◆ **DATA PROVIDED**
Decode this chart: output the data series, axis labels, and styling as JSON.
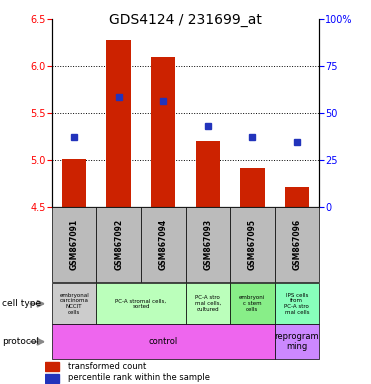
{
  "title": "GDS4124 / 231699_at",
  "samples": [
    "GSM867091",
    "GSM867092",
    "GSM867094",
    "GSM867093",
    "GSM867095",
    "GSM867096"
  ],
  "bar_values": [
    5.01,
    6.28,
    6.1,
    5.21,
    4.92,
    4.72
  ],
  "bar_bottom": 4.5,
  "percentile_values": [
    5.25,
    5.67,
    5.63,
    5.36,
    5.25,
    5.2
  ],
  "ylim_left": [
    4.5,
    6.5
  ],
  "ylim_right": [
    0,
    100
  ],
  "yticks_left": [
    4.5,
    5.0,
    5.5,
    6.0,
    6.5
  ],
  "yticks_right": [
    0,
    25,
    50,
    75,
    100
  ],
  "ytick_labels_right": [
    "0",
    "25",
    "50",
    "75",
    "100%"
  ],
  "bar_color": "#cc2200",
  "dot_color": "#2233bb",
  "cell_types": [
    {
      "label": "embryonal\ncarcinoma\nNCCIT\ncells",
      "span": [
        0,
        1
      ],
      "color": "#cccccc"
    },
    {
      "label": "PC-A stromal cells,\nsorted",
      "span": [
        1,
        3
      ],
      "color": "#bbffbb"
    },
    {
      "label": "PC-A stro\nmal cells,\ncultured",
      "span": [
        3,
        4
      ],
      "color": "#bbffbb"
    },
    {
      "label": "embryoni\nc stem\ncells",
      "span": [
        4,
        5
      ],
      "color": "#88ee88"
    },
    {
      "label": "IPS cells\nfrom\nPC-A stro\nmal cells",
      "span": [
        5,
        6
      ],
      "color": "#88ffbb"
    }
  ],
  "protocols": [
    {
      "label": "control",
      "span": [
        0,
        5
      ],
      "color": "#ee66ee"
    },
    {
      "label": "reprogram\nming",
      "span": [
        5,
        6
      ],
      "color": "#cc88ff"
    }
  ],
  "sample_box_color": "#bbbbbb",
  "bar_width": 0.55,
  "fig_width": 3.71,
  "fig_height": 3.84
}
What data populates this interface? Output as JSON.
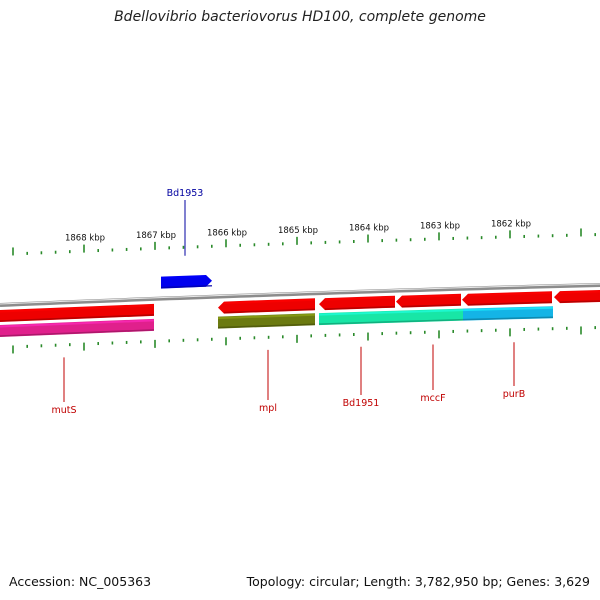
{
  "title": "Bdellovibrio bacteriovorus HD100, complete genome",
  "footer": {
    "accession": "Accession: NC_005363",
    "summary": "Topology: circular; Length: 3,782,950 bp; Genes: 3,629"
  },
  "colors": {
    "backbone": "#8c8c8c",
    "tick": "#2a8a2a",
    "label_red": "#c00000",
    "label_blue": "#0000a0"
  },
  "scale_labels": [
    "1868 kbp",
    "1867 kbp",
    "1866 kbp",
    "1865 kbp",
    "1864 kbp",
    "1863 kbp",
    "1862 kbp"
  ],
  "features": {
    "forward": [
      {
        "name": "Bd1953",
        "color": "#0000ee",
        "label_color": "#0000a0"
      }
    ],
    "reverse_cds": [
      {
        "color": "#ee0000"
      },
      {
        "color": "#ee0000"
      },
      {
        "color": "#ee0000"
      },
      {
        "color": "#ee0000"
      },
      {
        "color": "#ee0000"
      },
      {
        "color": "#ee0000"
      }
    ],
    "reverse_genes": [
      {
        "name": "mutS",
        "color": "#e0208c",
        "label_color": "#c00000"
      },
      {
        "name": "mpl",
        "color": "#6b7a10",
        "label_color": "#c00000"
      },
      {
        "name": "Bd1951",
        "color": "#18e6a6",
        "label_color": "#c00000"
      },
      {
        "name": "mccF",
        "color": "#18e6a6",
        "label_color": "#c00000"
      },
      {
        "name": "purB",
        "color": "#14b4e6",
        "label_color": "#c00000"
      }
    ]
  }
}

◆ **EXERCISE REQUIREMENTS**
Each line with the word "nmal" in the records above belongs in the result; copy all of them.

◆ **REPLY**
      "label": "PC-A stro\nmal cells,\ncultured",
      "label": "IPS cells\nfrom\nPC-A stro\nmal cells",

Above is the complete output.